Copy each line of the records that holds the string "annal".

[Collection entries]
|---|

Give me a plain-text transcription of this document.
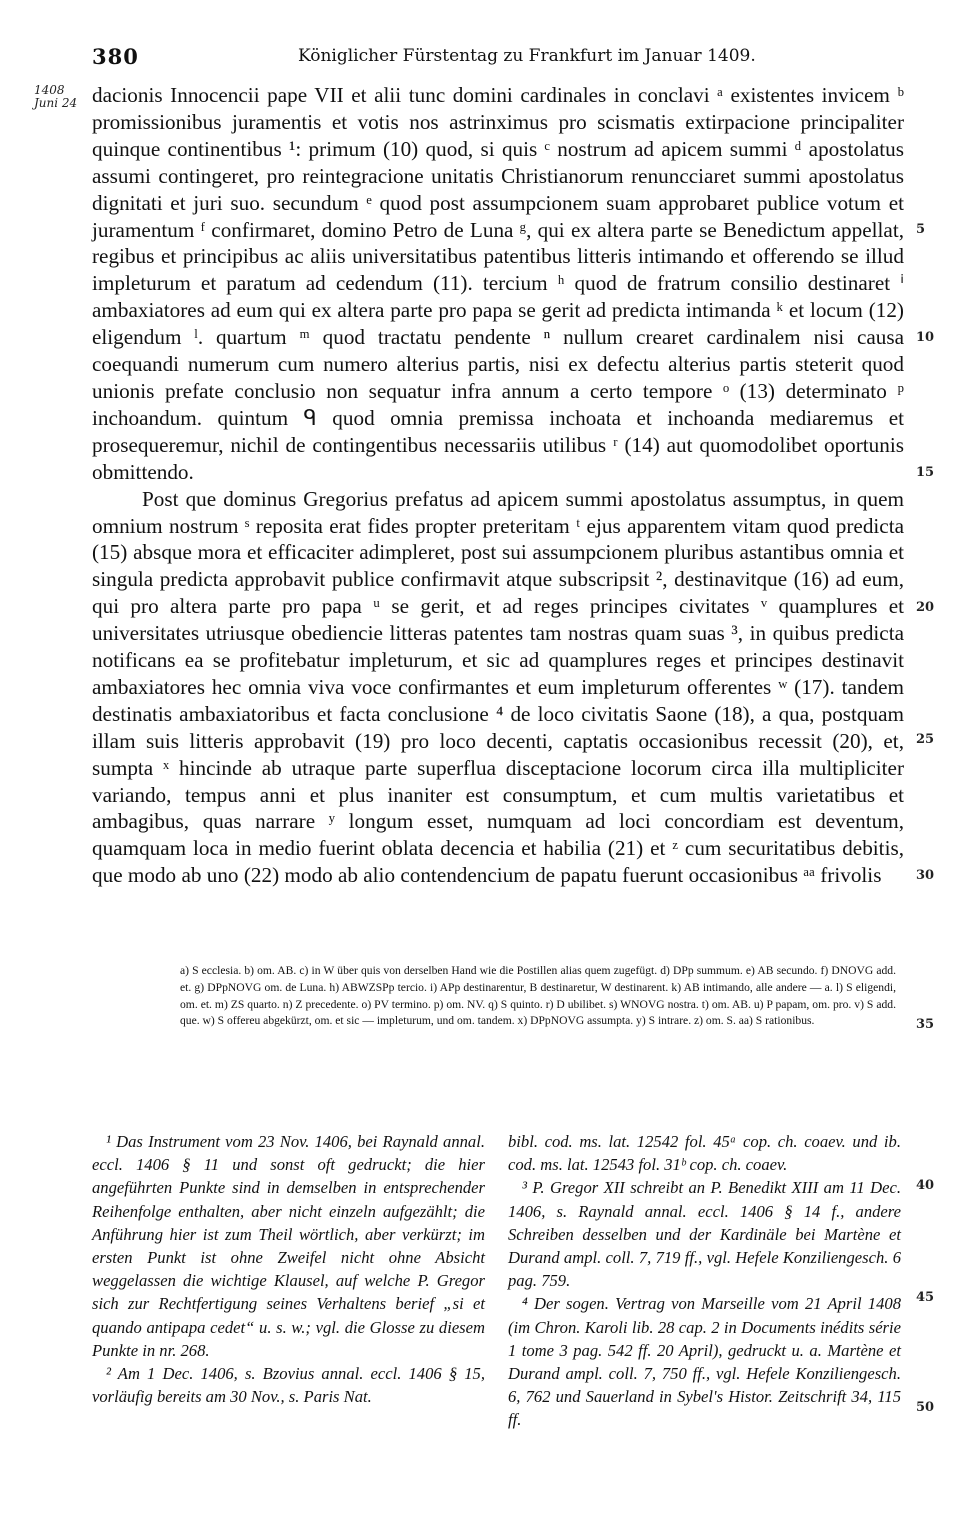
380	Königlicher Fürstentag zu Frankfurt im Januar 1409.
1408
Juni 24 dacionis Innocencii pape VII et alii tunc domini cardinales in conclavi ᵃ existentes invicem ᵇ promissionibus juramentis et votis nos astrinximus pro scismatis extirpacione principaliter quinque continentibus ¹: primum (10) quod, si quis ᶜ nostrum ad apicem summi ᵈ apostolatus assumi contingeret, pro reintegracione unitatis Christianorum renuncciaret summi apostolatus dignitati et juri suo. secundum ᵉ quod post assumpcionem suam approbaret publice votum et juramentum ᶠ confirmaret, domino Petro de Luna ᵍ, qui ex altera parte se Benedictum appellat, regibus et principibus ac aliis universitatibus patentibus litteris intimando et offerendo se illud impleturum et paratum ad cedendum (11). tercium ʰ quod de fratrum consilio destinaret ⁱ ambaxiatores ad eum qui ex altera parte pro papa se gerit ad predicta intimanda ᵏ et locum (12) eligendum ˡ. quartum ᵐ quod tractatu pendente ⁿ nullum crearet cardinalem nisi causa coequandi numerum cum numero alterius partis, nisi ex defectu alterius partis steterit quod unionis prefate conclusio non sequatur infra annum a certo tempore ᵒ (13) determinato ᵖ inchoandum. quintum ᑫ quod omnia premissa inchoata et inchoanda mediaremus et prosequeremur, nichil de contingentibus necessariis utilibus ʳ (14) aut quomodolibet oportunis obmittendo.

Post que dominus Gregorius prefatus ad apicem summi apostolatus assumptus, in quem omnium nostrum ˢ reposita erat fides propter preteritam ᵗ ejus apparentem vitam quod predicta (15) absque mora et efficaciter adimpleret, post sui assumpcionem pluribus astantibus omnia et singula predicta approbavit publice confirmavit atque subscripsit ², destinavitque (16) ad eum, qui pro altera parte pro papa ᵘ se gerit, et ad reges principes civitates ᵛ quamplures et universitates utriusque obediencie litteras patentes tam nostras quam suas ³, in quibus predicta notificans ea se profitebatur impleturum, et sic ad quamplures reges et principes destinavit ambaxiatores hec omnia viva voce confirmantes et eum impleturum offerentes ʷ (17). tandem destinatis ambaxiatoribus et facta conclusione ⁴ de loco civitatis Saone (18), a qua, postquam illam suis litteris approbavit (19) pro loco decenti, captatis occasionibus recessit (20), et, sumpta ˣ hincinde ab utraque parte superflua disceptacione locorum circa illa multipliciter variando, tempus anni et plus inaniter est consumptum, et cum multis varietatibus et ambagibus, quas narrare ʸ longum esset, numquam ad loci concordiam est deventum, quamquam loca in medio fuerint oblata decencia et habilia (21) et ᶻ cum securitatibus debitis, que modo ab uno (22) modo ab alio contendencium de papatu fuerunt occasionibus ᵃᵃ frivolis

5
10
15
20
25
30
35
40
45
50
a) S ecclesia. b) om. AB. c) in W über quis von derselben Hand wie die Postillen alias quem zugefügt. d) DPp summum. e) AB secundo. f) DNOVG add. et. g) DPpNOVG om. de Luna. h) ABWZSPp tercio. i) APp destinarentur, B destinaretur, W destinarent. k) AB intimando, alle andere — a. l) S eligendi, om. et. m) ZS quarto. n) Z precedente. o) PV termino. p) om. NV. q) S quinto. r) D ubilibet. s) WNOVG nostra. t) om. AB. u) P papam, om. pro. v) S add. que. w) S offereu abgekürzt, om. et sic — impleturum, und om. tandem. x) DPpNOVG assumpta. y) S intrare. z) om. S. aa) S rationibus.

¹ Das Instrument vom 23 Nov. 1406, bei Raynald annal. eccl. 1406 § 11 und sonst oft gedruckt; die hier angeführten Punkte sind in demselben in entsprechender Reihenfolge enthalten, aber nicht einzeln aufgezählt; die Anführung hier ist zum Theil wörtlich, aber verkürzt; im ersten Punkt ist ohne Zweifel nicht ohne Absicht weggelassen die wichtige Klausel, auf welche P. Gregor sich zur Rechtfertigung seines Verhaltens berief „si et quando antipapa cedet“ u. s. w.; vgl. die Glosse zu diesem Punkte in nr. 268.

² Am 1 Dec. 1406, s. Bzovius annal. eccl. 1406 § 15, vorläufig bereits am 30 Nov., s. Paris Nat.

bibl. cod. ms. lat. 12542 fol. 45ᵃ cop. ch. coaev. und ib. cod. ms. lat. 12543 fol. 31ᵇ cop. ch. coaev.

³ P. Gregor XII schreibt an P. Benedikt XIII am 11 Dec. 1406, s. Raynald annal. eccl. 1406 § 14 f., andere Schreiben desselben und der Kardinäle bei Martène et Durand ampl. coll. 7, 719 ff., vgl. Hefele Konziliengesch. 6 pag. 759.

⁴ Der sogen. Vertrag von Marseille vom 21 April 1408 (im Chron. Karoli lib. 28 cap. 2 in Documents inédits série 1 tome 3 pag. 542 ff. 20 April), gedruckt u. a. Martène et Durand ampl. coll. 7, 750 ff., vgl. Hefele Konziliengesch. 6, 762 und Sauerland in Sybel's Histor. Zeitschrift 34, 115 ff.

|---|

COMPLETE RESPONSE:
¹ Das Instrument vom 23 Nov. 1406, bei Raynald annal. eccl. 1406 § 11 und sonst oft gedruckt; die hier angeführten Punkte sind in demselben in entsprechender Reihenfolge enthalten, aber nicht einzeln aufgezählt; die Anführung hier ist zum Theil wörtlich, aber verkürzt; im ersten Punkt ist ohne Zweifel nicht ohne Absicht weggelassen die wichtige Klausel, auf welche P. Gregor sich zur Rechtfertigung seines Verhaltens berief „si et quando antipapa cedet“ u. s. w.; vgl. die Glosse zu diesem Punkte in nr. 268.
² Am 1 Dec. 1406, s. Bzovius annal. eccl. 1406 § 15, vorläufig bereits am 30 Nov., s. Paris Nat.
³ P. Gregor XII schreibt an P. Benedikt XIII am 11 Dec. 1406, s. Raynald annal. eccl. 1406 § 14 f., andere Schreiben desselben und der Kardinäle bei Martène et Durand ampl. coll. 7, 719 ff., vgl. Hefele Konziliengesch. 6 pag. 759.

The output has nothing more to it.